### LISTED ENTRIES ###

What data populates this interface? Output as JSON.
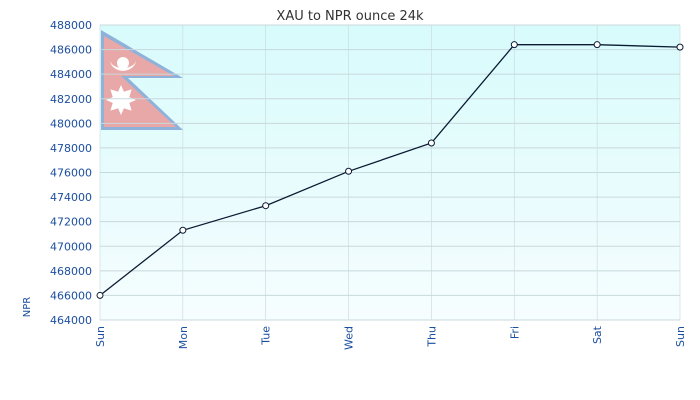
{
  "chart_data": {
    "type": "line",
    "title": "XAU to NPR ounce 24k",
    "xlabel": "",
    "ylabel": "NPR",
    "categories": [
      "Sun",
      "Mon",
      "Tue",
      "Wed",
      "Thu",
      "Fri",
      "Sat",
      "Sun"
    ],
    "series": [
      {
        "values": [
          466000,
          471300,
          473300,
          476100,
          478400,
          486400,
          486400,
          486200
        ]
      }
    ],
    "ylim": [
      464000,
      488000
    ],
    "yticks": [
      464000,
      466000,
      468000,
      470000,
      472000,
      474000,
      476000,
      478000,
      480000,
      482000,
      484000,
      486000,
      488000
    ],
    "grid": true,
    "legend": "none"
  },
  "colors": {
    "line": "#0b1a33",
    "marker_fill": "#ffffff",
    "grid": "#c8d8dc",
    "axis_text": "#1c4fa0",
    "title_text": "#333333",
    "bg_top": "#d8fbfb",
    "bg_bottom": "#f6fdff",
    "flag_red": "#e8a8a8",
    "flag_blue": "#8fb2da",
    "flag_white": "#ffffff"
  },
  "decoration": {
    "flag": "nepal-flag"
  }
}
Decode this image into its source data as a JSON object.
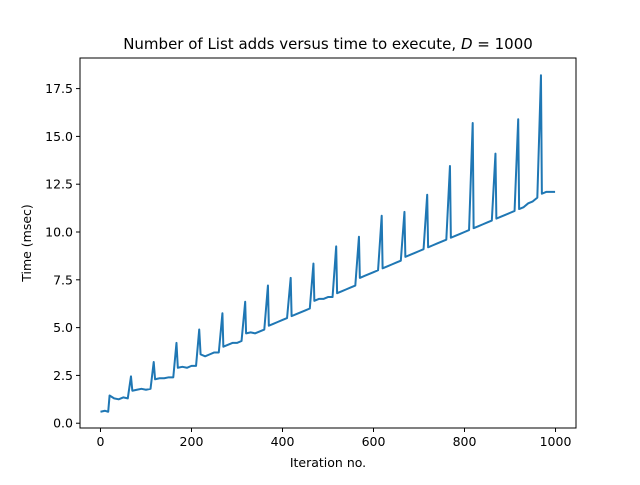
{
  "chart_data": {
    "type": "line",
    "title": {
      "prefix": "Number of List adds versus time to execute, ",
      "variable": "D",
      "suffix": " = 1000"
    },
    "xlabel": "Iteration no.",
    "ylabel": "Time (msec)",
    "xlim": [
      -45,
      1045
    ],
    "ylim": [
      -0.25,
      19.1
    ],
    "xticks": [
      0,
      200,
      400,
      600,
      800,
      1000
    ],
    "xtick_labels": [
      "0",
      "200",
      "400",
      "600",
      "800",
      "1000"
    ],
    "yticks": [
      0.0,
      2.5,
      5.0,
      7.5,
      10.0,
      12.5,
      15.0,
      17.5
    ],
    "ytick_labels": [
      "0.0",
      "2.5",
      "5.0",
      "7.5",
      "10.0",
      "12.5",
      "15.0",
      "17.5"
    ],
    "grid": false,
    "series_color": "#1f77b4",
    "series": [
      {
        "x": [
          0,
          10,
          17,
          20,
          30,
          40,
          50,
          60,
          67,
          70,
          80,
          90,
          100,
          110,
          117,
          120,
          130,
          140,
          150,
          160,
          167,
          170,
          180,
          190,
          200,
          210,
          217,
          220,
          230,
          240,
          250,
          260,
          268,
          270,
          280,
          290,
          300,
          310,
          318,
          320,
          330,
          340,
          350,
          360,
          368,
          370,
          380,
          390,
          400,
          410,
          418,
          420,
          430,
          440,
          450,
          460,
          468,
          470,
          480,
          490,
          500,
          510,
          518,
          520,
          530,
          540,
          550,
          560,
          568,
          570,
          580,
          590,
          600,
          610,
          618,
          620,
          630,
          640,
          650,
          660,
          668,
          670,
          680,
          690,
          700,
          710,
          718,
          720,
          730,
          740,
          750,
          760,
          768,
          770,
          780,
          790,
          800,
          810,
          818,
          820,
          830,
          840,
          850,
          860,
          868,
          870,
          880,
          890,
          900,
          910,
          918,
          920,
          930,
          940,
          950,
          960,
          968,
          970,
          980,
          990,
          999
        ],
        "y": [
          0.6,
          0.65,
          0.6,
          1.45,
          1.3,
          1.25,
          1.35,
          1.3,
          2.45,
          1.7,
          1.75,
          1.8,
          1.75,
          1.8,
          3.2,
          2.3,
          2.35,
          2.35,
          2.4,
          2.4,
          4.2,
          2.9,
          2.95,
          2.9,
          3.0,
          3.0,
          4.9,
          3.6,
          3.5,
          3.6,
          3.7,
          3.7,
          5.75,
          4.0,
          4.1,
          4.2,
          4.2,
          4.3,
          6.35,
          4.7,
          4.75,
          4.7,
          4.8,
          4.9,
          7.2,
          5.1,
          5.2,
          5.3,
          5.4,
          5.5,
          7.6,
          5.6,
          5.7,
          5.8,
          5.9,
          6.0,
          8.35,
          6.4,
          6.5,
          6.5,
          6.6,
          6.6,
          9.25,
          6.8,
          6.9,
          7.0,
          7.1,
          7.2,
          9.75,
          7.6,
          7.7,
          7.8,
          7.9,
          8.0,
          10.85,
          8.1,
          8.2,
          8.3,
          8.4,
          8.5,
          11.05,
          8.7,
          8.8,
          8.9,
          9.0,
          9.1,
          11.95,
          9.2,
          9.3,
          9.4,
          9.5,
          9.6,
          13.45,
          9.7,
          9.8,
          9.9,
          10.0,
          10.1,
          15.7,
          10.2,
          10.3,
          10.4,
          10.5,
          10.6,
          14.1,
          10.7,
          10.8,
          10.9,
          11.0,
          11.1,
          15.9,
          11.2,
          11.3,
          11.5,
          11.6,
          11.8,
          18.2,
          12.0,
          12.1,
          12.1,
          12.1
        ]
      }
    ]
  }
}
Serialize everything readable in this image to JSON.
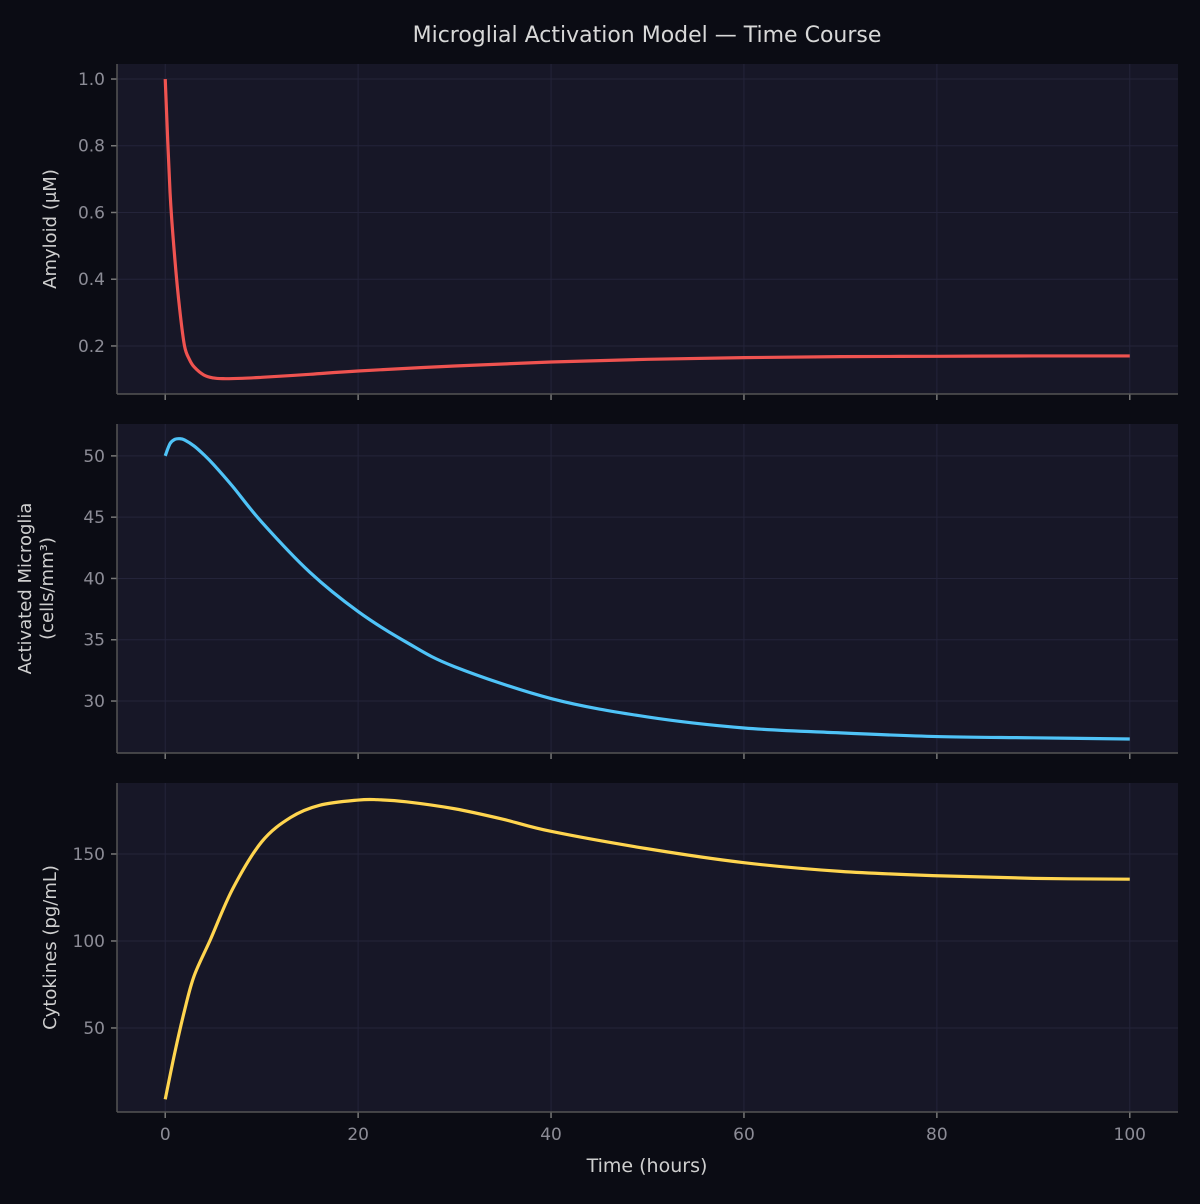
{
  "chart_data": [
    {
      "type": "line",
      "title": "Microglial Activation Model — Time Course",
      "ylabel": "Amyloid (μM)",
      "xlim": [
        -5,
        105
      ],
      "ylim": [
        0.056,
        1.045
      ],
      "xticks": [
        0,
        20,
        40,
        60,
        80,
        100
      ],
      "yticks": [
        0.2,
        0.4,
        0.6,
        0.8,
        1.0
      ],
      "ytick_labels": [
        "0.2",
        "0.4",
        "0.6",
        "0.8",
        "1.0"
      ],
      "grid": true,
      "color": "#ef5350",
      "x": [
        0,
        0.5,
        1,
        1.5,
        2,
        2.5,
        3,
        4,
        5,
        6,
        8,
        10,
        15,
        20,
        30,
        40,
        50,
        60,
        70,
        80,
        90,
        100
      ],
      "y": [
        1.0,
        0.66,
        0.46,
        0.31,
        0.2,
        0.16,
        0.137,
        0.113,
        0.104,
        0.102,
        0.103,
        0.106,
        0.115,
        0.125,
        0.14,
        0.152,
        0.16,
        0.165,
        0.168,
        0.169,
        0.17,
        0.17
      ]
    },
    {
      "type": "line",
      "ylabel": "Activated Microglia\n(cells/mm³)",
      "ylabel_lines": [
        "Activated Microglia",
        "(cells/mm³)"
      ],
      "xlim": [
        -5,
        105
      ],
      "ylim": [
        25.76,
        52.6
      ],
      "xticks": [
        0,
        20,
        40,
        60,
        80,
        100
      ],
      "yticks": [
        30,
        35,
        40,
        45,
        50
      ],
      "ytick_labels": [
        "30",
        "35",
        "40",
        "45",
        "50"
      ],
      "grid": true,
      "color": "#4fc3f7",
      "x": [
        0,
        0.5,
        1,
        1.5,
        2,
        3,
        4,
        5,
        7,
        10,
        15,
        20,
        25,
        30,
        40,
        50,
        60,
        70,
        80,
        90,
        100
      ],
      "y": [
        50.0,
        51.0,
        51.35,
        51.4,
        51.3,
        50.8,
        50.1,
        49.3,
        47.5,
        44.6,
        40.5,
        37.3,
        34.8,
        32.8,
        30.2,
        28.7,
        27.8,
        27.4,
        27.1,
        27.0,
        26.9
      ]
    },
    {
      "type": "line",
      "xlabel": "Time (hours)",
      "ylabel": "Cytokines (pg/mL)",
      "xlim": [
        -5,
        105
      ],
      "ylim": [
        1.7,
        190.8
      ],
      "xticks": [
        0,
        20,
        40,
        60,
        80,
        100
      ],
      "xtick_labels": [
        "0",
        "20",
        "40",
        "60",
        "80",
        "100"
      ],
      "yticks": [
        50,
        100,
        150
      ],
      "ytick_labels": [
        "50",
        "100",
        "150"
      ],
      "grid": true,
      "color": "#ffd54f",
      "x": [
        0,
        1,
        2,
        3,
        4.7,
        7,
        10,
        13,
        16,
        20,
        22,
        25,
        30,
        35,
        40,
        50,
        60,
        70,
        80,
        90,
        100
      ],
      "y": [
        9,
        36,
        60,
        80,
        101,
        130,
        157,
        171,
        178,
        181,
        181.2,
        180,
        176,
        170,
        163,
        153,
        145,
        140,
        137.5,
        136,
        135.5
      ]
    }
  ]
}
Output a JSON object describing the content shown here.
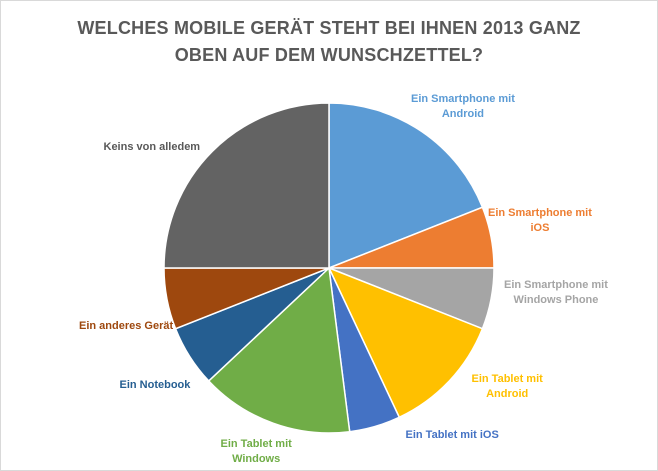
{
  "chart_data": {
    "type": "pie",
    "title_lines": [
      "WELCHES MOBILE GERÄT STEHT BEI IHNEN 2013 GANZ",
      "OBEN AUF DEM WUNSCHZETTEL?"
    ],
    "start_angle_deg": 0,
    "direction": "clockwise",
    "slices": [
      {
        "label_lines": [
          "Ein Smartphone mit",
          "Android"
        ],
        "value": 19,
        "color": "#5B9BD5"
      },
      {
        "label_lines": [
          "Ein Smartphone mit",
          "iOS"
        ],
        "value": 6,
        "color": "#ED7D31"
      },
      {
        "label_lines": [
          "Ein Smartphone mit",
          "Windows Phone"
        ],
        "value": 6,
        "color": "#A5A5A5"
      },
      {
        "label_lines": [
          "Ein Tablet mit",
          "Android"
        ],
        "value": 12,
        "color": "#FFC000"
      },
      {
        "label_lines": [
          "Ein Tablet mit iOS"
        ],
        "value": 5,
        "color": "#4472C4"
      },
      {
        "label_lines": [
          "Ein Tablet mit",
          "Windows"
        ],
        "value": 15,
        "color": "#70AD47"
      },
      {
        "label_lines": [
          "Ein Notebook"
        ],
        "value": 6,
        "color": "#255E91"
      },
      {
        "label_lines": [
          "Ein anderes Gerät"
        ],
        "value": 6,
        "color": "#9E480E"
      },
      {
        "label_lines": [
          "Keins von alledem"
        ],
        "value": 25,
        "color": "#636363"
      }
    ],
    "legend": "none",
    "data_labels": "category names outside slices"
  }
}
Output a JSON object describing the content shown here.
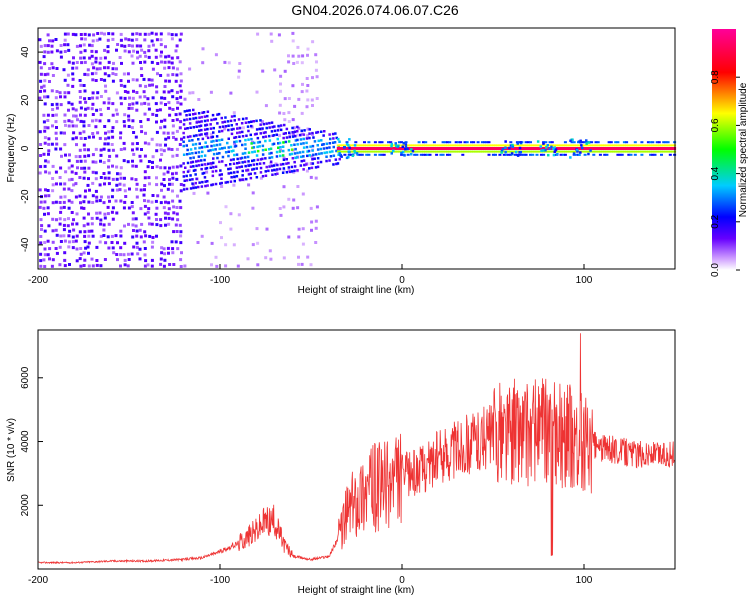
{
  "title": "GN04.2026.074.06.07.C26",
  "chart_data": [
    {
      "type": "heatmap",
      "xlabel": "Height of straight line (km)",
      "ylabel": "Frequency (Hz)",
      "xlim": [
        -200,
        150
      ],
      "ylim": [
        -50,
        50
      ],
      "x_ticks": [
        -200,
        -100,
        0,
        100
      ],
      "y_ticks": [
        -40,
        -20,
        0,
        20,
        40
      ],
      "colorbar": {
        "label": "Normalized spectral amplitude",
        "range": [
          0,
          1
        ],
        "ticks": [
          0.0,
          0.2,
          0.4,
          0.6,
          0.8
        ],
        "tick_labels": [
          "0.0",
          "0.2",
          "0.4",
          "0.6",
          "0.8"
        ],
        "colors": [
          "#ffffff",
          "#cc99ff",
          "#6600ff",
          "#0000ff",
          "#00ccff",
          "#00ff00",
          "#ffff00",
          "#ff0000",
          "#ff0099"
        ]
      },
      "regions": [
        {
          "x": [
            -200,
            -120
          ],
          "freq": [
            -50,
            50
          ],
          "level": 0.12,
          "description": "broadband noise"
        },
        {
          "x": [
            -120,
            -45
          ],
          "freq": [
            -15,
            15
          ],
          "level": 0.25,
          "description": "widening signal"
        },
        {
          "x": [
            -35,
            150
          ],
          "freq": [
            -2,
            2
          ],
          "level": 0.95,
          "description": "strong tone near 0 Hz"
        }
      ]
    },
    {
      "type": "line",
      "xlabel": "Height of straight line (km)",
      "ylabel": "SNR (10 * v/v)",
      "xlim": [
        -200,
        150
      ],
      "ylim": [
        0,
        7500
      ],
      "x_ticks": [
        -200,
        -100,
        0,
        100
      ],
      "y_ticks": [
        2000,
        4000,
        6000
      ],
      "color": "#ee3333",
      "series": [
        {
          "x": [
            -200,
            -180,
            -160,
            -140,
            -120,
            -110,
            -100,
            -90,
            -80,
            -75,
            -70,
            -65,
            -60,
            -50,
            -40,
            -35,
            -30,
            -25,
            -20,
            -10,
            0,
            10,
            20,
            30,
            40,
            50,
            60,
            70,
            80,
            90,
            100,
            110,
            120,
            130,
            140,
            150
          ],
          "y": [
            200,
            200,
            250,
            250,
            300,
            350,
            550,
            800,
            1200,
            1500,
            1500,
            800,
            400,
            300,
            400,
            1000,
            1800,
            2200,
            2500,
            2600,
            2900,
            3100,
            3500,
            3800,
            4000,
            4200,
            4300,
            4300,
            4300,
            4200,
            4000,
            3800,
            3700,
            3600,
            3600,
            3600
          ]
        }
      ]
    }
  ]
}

###

**SHORT TASK**
Search the data for "cells". Copy every matching line.

**COMPLETE RESPONSE**
      "ylabel": "Activated Microglia\n(cells/mm³)",
        "(cells/mm³)"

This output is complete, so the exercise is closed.